Exercise directions: Return the material word for word. Do not include pictures.

Dataset records
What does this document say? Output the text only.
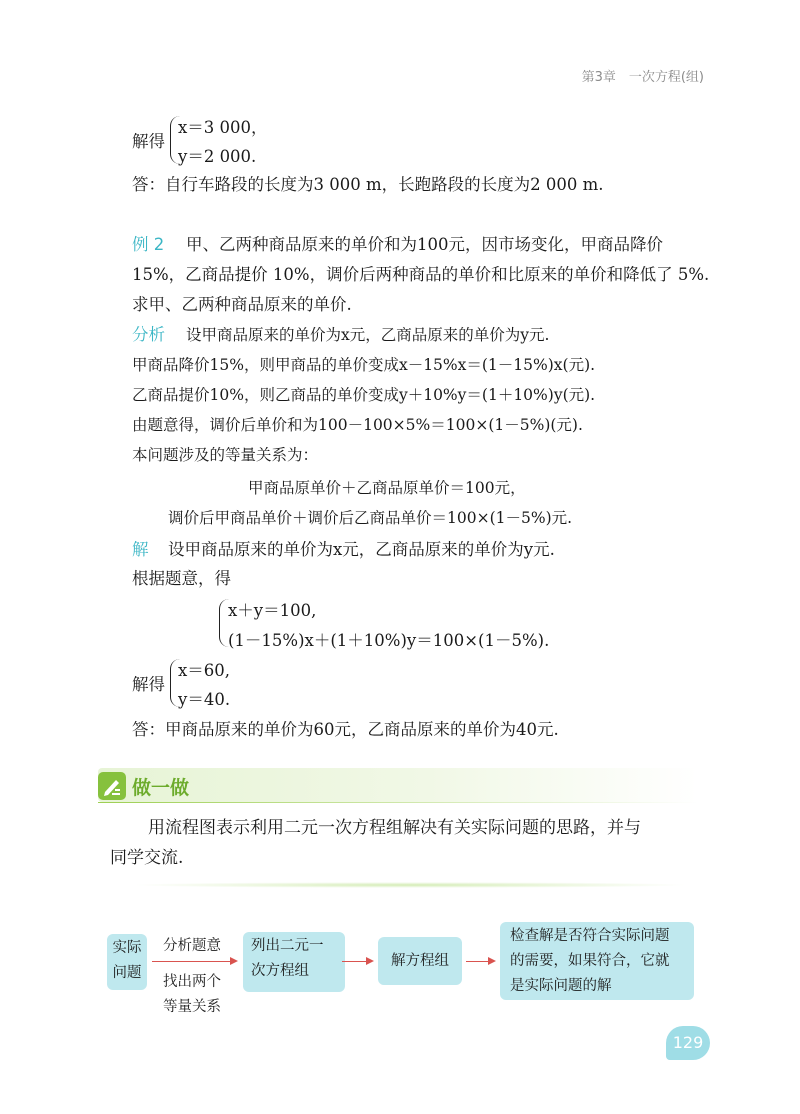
第3章　一次方程(组)
解得
x＝3 000，
y＝2 000.
答：自行车路段的长度为3 000 m，长跑路段的长度为2 000 m.
例 2 甲、乙两种商品原来的单价和为100元，因市场变化，甲商品降价
15%，乙商品提价 10%，调价后两种商品的单价和比原来的单价和降低了 5%.
求甲、乙两种商品原来的单价.
分析 设甲商品原来的单价为x元，乙商品原来的单价为y元.
甲商品降价15%，则甲商品的单价变成x－15%x＝(1－15%)x(元).
乙商品提价10%，则乙商品的单价变成y＋10%y＝(1＋10%)y(元).
由题意得，调价后单价和为100－100×5%＝100×(1－5%)(元).
本问题涉及的等量关系为：
甲商品原单价＋乙商品原单价＝100元，
调价后甲商品单价＋调价后乙商品单价＝100×(1－5%)元.
解 设甲商品原来的单价为x元，乙商品原来的单价为y元.
根据题意，得
x＋y＝100,
(1－15%)x＋(1＋10%)y＝100×(1－5%).
解得
x＝60,
y＝40.
答：甲商品原来的单价为60元，乙商品原来的单价为40元.
做一做
用流程图表示利用二元一次方程组解决有关实际问题的思路，并与
同学交流.
实际
问题
分析题意
找出两个
等量关系
列出二元一
次方程组
解方程组
检查解是否符合实际问题
的需要，如果符合，它就
是实际问题的解
129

Expected answer:
What does this document say? Output the text only.
第3章　一次方程(组)
解得
x＝3 000，
y＝2 000.
答：自行车路段的长度为3 000 m，长跑路段的长度为2 000 m.
例 2 甲、乙两种商品原来的单价和为100元，因市场变化，甲商品降价
15%，乙商品提价 10%，调价后两种商品的单价和比原来的单价和降低了 5%.
求甲、乙两种商品原来的单价.
分析 设甲商品原来的单价为x元，乙商品原来的单价为y元.
甲商品降价15%，则甲商品的单价变成x－15%x＝(1－15%)x(元).
乙商品提价10%，则乙商品的单价变成y＋10%y＝(1＋10%)y(元).
由题意得，调价后单价和为100－100×5%＝100×(1－5%)(元).
本问题涉及的等量关系为：
甲商品原单价＋乙商品原单价＝100元，
调价后甲商品单价＋调价后乙商品单价＝100×(1－5%)元.
解 设甲商品原来的单价为x元，乙商品原来的单价为y元.
根据题意，得
x＋y＝100,
(1－15%)x＋(1＋10%)y＝100×(1－5%).
解得
x＝60,
y＝40.
答：甲商品原来的单价为60元，乙商品原来的单价为40元.
做一做
用流程图表示利用二元一次方程组解决有关实际问题的思路，并与
同学交流.
实际
问题
分析题意
找出两个
等量关系
列出二元一
次方程组
解方程组
检查解是否符合实际问题
的需要，如果符合，它就
是实际问题的解
129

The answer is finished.